Do this: Below are some entries; can you quote all of them exactly?

-------- Material for the task

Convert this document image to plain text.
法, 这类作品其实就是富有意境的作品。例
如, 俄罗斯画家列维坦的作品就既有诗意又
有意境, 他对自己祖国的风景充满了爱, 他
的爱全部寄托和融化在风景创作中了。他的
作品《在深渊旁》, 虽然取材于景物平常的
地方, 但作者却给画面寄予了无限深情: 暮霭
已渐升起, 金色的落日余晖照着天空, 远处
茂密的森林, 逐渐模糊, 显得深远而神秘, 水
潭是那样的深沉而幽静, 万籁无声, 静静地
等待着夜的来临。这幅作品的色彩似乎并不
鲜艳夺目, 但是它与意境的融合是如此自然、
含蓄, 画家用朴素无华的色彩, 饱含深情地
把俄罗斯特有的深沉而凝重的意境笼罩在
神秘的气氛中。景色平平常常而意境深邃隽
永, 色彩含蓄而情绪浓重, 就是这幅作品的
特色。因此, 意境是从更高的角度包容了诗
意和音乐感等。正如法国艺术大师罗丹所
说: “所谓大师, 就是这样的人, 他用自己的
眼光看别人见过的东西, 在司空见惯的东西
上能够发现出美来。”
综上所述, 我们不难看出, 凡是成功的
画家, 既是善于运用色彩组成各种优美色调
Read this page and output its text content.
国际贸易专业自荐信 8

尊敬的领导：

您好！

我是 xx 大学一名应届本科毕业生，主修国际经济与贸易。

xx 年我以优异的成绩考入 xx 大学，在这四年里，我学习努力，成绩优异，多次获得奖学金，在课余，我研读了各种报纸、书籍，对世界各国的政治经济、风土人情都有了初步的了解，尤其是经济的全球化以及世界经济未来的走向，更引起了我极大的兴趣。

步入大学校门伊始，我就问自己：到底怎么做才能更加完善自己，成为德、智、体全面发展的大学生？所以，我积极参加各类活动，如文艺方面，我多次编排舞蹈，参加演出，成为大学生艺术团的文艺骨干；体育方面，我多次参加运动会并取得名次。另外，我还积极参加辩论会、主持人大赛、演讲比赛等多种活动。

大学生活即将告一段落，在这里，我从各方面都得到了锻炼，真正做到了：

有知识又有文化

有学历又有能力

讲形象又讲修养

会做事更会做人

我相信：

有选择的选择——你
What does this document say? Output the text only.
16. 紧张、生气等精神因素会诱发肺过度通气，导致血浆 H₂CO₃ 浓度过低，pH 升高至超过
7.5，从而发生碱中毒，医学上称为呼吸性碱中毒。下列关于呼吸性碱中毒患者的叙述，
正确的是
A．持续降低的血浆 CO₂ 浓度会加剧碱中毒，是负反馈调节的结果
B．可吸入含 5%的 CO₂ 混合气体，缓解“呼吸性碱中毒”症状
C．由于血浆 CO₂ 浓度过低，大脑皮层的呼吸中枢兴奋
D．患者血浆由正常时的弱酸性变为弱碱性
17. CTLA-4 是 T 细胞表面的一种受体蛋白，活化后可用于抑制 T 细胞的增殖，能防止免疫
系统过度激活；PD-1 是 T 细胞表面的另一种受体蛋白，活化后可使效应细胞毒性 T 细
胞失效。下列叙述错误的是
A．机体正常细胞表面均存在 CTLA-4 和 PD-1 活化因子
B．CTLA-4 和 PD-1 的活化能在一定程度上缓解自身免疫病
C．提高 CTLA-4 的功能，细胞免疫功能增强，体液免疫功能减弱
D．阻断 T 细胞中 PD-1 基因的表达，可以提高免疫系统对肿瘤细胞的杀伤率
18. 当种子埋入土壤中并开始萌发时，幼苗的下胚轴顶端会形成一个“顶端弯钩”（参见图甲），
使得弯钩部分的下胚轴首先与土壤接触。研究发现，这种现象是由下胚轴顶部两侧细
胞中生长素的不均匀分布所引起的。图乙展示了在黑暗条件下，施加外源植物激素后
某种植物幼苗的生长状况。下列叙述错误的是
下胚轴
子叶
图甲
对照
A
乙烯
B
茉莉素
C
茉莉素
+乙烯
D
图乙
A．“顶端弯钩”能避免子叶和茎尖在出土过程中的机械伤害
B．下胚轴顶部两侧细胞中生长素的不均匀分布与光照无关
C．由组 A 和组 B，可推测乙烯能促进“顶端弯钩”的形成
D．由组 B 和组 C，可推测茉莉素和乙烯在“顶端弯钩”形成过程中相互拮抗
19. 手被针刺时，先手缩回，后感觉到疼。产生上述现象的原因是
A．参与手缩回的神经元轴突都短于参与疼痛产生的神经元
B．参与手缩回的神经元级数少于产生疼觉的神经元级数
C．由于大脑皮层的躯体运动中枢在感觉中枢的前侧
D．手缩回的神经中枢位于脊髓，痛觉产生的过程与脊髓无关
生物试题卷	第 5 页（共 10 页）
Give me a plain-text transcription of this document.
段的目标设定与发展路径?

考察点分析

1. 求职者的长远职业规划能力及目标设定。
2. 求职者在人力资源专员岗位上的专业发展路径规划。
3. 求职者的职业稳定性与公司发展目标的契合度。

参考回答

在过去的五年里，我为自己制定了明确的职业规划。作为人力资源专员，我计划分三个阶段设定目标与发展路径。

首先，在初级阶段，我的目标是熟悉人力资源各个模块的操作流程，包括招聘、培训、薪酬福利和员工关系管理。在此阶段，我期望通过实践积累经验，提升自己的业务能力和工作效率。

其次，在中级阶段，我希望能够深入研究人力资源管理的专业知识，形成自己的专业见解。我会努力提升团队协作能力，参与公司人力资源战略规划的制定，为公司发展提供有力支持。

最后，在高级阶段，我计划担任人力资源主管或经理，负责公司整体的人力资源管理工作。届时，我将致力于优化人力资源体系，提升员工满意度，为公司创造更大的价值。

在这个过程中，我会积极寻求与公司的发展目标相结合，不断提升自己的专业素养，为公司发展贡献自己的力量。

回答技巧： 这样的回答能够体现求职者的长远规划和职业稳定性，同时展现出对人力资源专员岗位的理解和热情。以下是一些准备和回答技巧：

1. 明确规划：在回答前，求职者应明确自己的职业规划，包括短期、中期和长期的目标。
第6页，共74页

----------------

Solution to this exercise:
Convert this document image to plain text.
法, 这类作品其实就是富有意境的作品。例
如, 俄罗斯画家列维坦的作品就既有诗意又
有意境, 他对自己祖国的风景充满了爱, 他
的爱全部寄托和融化在风景创作中了。他的
作品《在深渊旁》, 虽然取材于景物平常的
地方, 但作者却给画面寄予了无限深情: 暮霭
已渐升起, 金色的落日余晖照着天空, 远处
茂密的森林, 逐渐模糊, 显得深远而神秘, 水
潭是那样的深沉而幽静, 万籁无声, 静静地
等待着夜的来临。这幅作品的色彩似乎并不
鲜艳夺目, 但是它与意境的融合是如此自然、
含蓄, 画家用朴素无华的色彩, 饱含深情地
把俄罗斯特有的深沉而凝重的意境笼罩在
神秘的气氛中。景色平平常常而意境深邃隽
永, 色彩含蓄而情绪浓重, 就是这幅作品的
特色。因此, 意境是从更高的角度包容了诗
意和音乐感等。正如法国艺术大师罗丹所
说: “所谓大师, 就是这样的人, 他用自己的
眼光看别人见过的东西, 在司空见惯的东西
上能够发现出美来。”
综上所述, 我们不难看出, 凡是成功的
画家, 既是善于运用色彩组成各种优美色调
Read this page and output its text content.
国际贸易专业自荐信 8

尊敬的领导：

您好！

我是 xx 大学一名应届本科毕业生，主修国际经济与贸易。

xx 年我以优异的成绩考入 xx 大学，在这四年里，我学习努力，成绩优异，多次获得奖学金，在课余，我研读了各种报纸、书籍，对世界各国的政治经济、风土人情都有了初步的了解，尤其是经济的全球化以及世界经济未来的走向，更引起了我极大的兴趣。

步入大学校门伊始，我就问自己：到底怎么做才能更加完善自己，成为德、智、体全面发展的大学生？所以，我积极参加各类活动，如文艺方面，我多次编排舞蹈，参加演出，成为大学生艺术团的文艺骨干；体育方面，我多次参加运动会并取得名次。另外，我还积极参加辩论会、主持人大赛、演讲比赛等多种活动。

大学生活即将告一段落，在这里，我从各方面都得到了锻炼，真正做到了：

有知识又有文化

有学历又有能力

讲形象又讲修养

会做事更会做人

我相信：

有选择的选择——你
What does this document say? Output the text only.
16. 紧张、生气等精神因素会诱发肺过度通气，导致血浆 H₂CO₃ 浓度过低，pH 升高至超过
7.5，从而发生碱中毒，医学上称为呼吸性碱中毒。下列关于呼吸性碱中毒患者的叙述，
正确的是
A．持续降低的血浆 CO₂ 浓度会加剧碱中毒，是负反馈调节的结果
B．可吸入含 5%的 CO₂ 混合气体，缓解“呼吸性碱中毒”症状
C．由于血浆 CO₂ 浓度过低，大脑皮层的呼吸中枢兴奋
D．患者血浆由正常时的弱酸性变为弱碱性
17. CTLA-4 是 T 细胞表面的一种受体蛋白，活化后可用于抑制 T 细胞的增殖，能防止免疫
系统过度激活；PD-1 是 T 细胞表面的另一种受体蛋白，活化后可使效应细胞毒性 T 细
胞失效。下列叙述错误的是
A．机体正常细胞表面均存在 CTLA-4 和 PD-1 活化因子
B．CTLA-4 和 PD-1 的活化能在一定程度上缓解自身免疫病
C．提高 CTLA-4 的功能，细胞免疫功能增强，体液免疫功能减弱
D．阻断 T 细胞中 PD-1 基因的表达，可以提高免疫系统对肿瘤细胞的杀伤率
18. 当种子埋入土壤中并开始萌发时，幼苗的下胚轴顶端会形成一个“顶端弯钩”（参见图甲），
使得弯钩部分的下胚轴首先与土壤接触。研究发现，这种现象是由下胚轴顶部两侧细
胞中生长素的不均匀分布所引起的。图乙展示了在黑暗条件下，施加外源植物激素后
某种植物幼苗的生长状况。下列叙述错误的是
下胚轴
子叶
图甲
对照
A
乙烯
B
茉莉素
C
茉莉素
+乙烯
D
图乙
A．“顶端弯钩”能避免子叶和茎尖在出土过程中的机械伤害
B．下胚轴顶部两侧细胞中生长素的不均匀分布与光照无关
C．由组 A 和组 B，可推测乙烯能促进“顶端弯钩”的形成
D．由组 B 和组 C，可推测茉莉素和乙烯在“顶端弯钩”形成过程中相互拮抗
19. 手被针刺时，先手缩回，后感觉到疼。产生上述现象的原因是
A．参与手缩回的神经元轴突都短于参与疼痛产生的神经元
B．参与手缩回的神经元级数少于产生疼觉的神经元级数
C．由于大脑皮层的躯体运动中枢在感觉中枢的前侧
D．手缩回的神经中枢位于脊髓，痛觉产生的过程与脊髓无关
生物试题卷	第 5 页（共 10 页）
Give me a plain-text transcription of this document.
段的目标设定与发展路径?

考察点分析

1. 求职者的长远职业规划能力及目标设定。
2. 求职者在人力资源专员岗位上的专业发展路径规划。
3. 求职者的职业稳定性与公司发展目标的契合度。

参考回答

在过去的五年里，我为自己制定了明确的职业规划。作为人力资源专员，我计划分三个阶段设定目标与发展路径。

首先，在初级阶段，我的目标是熟悉人力资源各个模块的操作流程，包括招聘、培训、薪酬福利和员工关系管理。在此阶段，我期望通过实践积累经验，提升自己的业务能力和工作效率。

其次，在中级阶段，我希望能够深入研究人力资源管理的专业知识，形成自己的专业见解。我会努力提升团队协作能力，参与公司人力资源战略规划的制定，为公司发展提供有力支持。

最后，在高级阶段，我计划担任人力资源主管或经理，负责公司整体的人力资源管理工作。届时，我将致力于优化人力资源体系，提升员工满意度，为公司创造更大的价值。

在这个过程中，我会积极寻求与公司的发展目标相结合，不断提升自己的专业素养，为公司发展贡献自己的力量。

回答技巧： 这样的回答能够体现求职者的长远规划和职业稳定性，同时展现出对人力资源专员岗位的理解和热情。以下是一些准备和回答技巧：

1. 明确规划：在回答前，求职者应明确自己的职业规划，包括短期、中期和长期的目标。
第6页，共74页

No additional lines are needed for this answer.